DIRECTIONS:
Retype each line exactly. Skip images.

___ RECORDED INFORMATION

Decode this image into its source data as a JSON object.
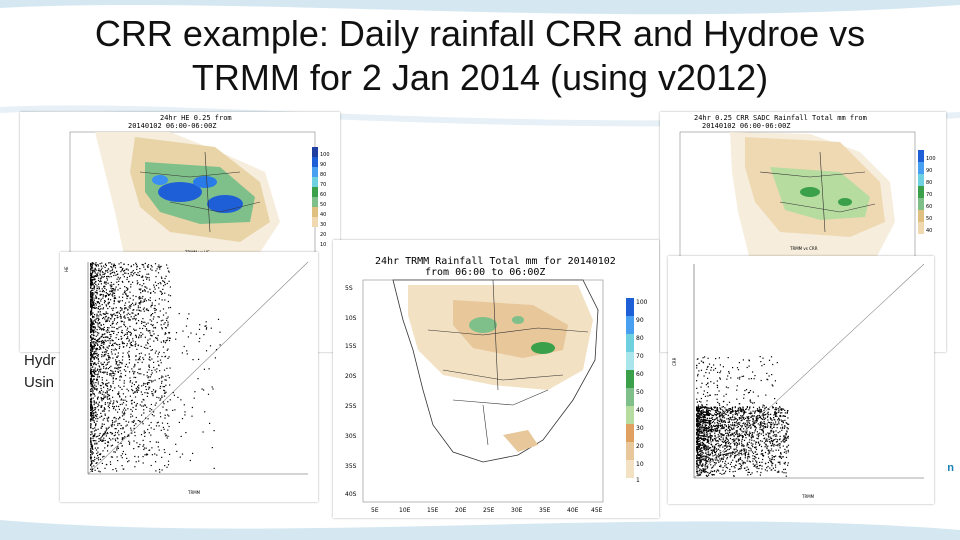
{
  "slide": {
    "title_line1": "CRR example: Daily rainfall CRR and Hydroe vs",
    "title_line2": "TRMM for 2 Jan 2014 (using v2012)",
    "side_label_1": "Hydr",
    "side_label_2": "Usin"
  },
  "map_he": {
    "title_line1": "24hr HE 0.25 from",
    "title_line2": "20140102 06:00-06:00Z",
    "footer": "TRMM vs HE",
    "scale_labels": [
      "100",
      "90",
      "80",
      "70",
      "60",
      "50",
      "40",
      "30",
      "20",
      "10"
    ]
  },
  "map_crr": {
    "title_line1": "24hr 0.25 CRR SADC Rainfall Total mm from",
    "title_line2": "20140102 06:00-06:00Z",
    "footer": "TRMM vs CRR",
    "scale_labels": [
      "100",
      "90",
      "80",
      "70",
      "60",
      "50",
      "40"
    ]
  },
  "map_trmm": {
    "title_line1": "24hr TRMM Rainfall Total mm for 20140102",
    "title_line2": "from 06:00 to 06:00Z",
    "scale_labels": [
      "100",
      "90",
      "80",
      "70",
      "60",
      "50",
      "40",
      "30",
      "20",
      "10",
      "1"
    ],
    "y_labels": [
      "5S",
      "10S",
      "15S",
      "20S",
      "25S",
      "30S",
      "35S",
      "40S"
    ],
    "x_labels": [
      "5E",
      "10E",
      "15E",
      "20E",
      "25E",
      "30E",
      "35E",
      "40E",
      "45E"
    ]
  },
  "scatter_he": {
    "xlabel": "TRMM",
    "ylabel": "HE"
  },
  "scatter_crr": {
    "xlabel": "TRMM",
    "ylabel": "CRR"
  },
  "logo": {
    "text": "n"
  }
}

______

EXPECTED OUTPUT:
Decode this image into its source data as a JSON object.
{
  "slide": {
    "title_line1": "CRR example: Daily rainfall CRR and Hydroe vs",
    "title_line2": "TRMM for 2 Jan 2014 (using v2012)",
    "side_label_1": "Hydr",
    "side_label_2": "Usin"
  },
  "map_he": {
    "title_line1": "24hr HE 0.25 from",
    "title_line2": "20140102 06:00-06:00Z",
    "footer": "TRMM vs HE",
    "scale_labels": [
      "100",
      "90",
      "80",
      "70",
      "60",
      "50",
      "40",
      "30",
      "20",
      "10"
    ]
  },
  "map_crr": {
    "title_line1": "24hr 0.25 CRR SADC Rainfall Total mm from",
    "title_line2": "20140102 06:00-06:00Z",
    "footer": "TRMM vs CRR",
    "scale_labels": [
      "100",
      "90",
      "80",
      "70",
      "60",
      "50",
      "40"
    ]
  },
  "map_trmm": {
    "title_line1": "24hr TRMM Rainfall Total mm for 20140102",
    "title_line2": "from 06:00 to 06:00Z",
    "scale_labels": [
      "100",
      "90",
      "80",
      "70",
      "60",
      "50",
      "40",
      "30",
      "20",
      "10",
      "1"
    ],
    "y_labels": [
      "5S",
      "10S",
      "15S",
      "20S",
      "25S",
      "30S",
      "35S",
      "40S"
    ],
    "x_labels": [
      "5E",
      "10E",
      "15E",
      "20E",
      "25E",
      "30E",
      "35E",
      "40E",
      "45E"
    ]
  },
  "scatter_he": {
    "xlabel": "TRMM",
    "ylabel": "HE"
  },
  "scatter_crr": {
    "xlabel": "TRMM",
    "ylabel": "CRR"
  },
  "logo": {
    "text": "n"
  }
}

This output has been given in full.